**Exercise requirements:**
The listing below must be repeated word for word, with its images excluded.

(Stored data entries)
— begin —

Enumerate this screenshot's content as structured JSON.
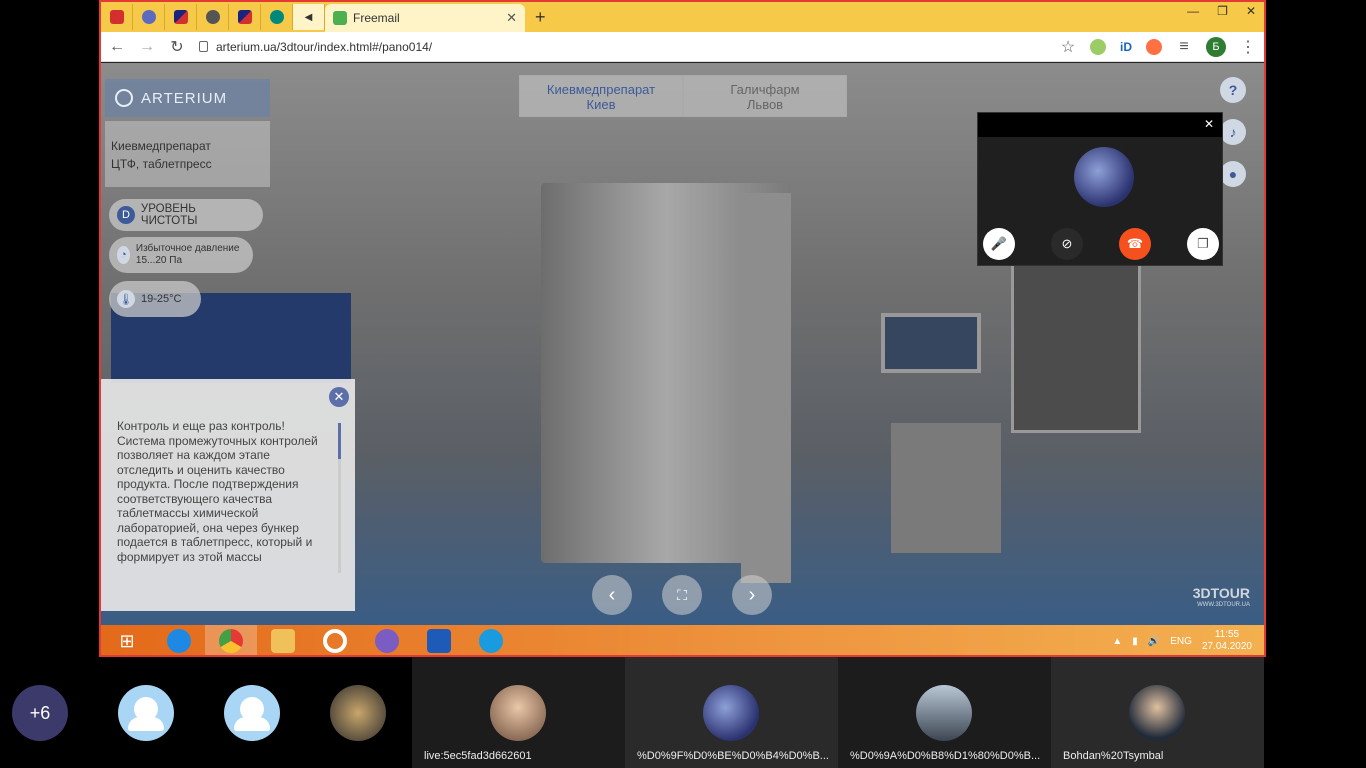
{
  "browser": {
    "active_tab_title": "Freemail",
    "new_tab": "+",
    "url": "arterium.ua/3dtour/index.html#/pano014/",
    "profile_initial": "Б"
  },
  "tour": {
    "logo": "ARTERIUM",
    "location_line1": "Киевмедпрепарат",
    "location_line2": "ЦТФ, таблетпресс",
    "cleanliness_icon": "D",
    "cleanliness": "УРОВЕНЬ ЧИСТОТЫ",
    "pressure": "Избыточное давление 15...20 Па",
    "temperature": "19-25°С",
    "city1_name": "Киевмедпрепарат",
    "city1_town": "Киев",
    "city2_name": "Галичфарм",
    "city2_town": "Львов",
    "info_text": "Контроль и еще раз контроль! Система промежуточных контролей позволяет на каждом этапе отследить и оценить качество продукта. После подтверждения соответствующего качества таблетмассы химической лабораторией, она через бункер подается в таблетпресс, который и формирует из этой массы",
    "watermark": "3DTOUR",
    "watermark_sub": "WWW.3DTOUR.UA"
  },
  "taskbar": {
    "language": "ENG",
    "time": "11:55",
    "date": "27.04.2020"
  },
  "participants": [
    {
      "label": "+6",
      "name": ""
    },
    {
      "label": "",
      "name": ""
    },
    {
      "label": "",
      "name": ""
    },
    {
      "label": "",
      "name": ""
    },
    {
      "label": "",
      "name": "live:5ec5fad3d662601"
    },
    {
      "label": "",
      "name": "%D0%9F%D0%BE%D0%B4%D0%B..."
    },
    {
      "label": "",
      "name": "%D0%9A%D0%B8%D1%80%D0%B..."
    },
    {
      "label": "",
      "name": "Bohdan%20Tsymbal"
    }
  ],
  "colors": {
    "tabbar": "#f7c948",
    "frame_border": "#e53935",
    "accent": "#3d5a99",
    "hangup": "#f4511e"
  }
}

— end —

**Answer in full:**
Enumerate this screenshot's content as structured JSON.
{
  "browser": {
    "active_tab_title": "Freemail",
    "new_tab": "+",
    "url": "arterium.ua/3dtour/index.html#/pano014/",
    "profile_initial": "Б"
  },
  "tour": {
    "logo": "ARTERIUM",
    "location_line1": "Киевмедпрепарат",
    "location_line2": "ЦТФ, таблетпресс",
    "cleanliness_icon": "D",
    "cleanliness": "УРОВЕНЬ ЧИСТОТЫ",
    "pressure": "Избыточное давление 15...20 Па",
    "temperature": "19-25°С",
    "city1_name": "Киевмедпрепарат",
    "city1_town": "Киев",
    "city2_name": "Галичфарм",
    "city2_town": "Львов",
    "info_text": "Контроль и еще раз контроль! Система промежуточных контролей позволяет на каждом этапе отследить и оценить качество продукта. После подтверждения соответствующего качества таблетмассы химической лабораторией, она через бункер подается в таблетпресс, который и формирует из этой массы",
    "watermark": "3DTOUR",
    "watermark_sub": "WWW.3DTOUR.UA"
  },
  "taskbar": {
    "language": "ENG",
    "time": "11:55",
    "date": "27.04.2020"
  },
  "participants": [
    {
      "label": "+6",
      "name": ""
    },
    {
      "label": "",
      "name": ""
    },
    {
      "label": "",
      "name": ""
    },
    {
      "label": "",
      "name": ""
    },
    {
      "label": "",
      "name": "live:5ec5fad3d662601"
    },
    {
      "label": "",
      "name": "%D0%9F%D0%BE%D0%B4%D0%B..."
    },
    {
      "label": "",
      "name": "%D0%9A%D0%B8%D1%80%D0%B..."
    },
    {
      "label": "",
      "name": "Bohdan%20Tsymbal"
    }
  ],
  "colors": {
    "tabbar": "#f7c948",
    "frame_border": "#e53935",
    "accent": "#3d5a99",
    "hangup": "#f4511e"
  }
}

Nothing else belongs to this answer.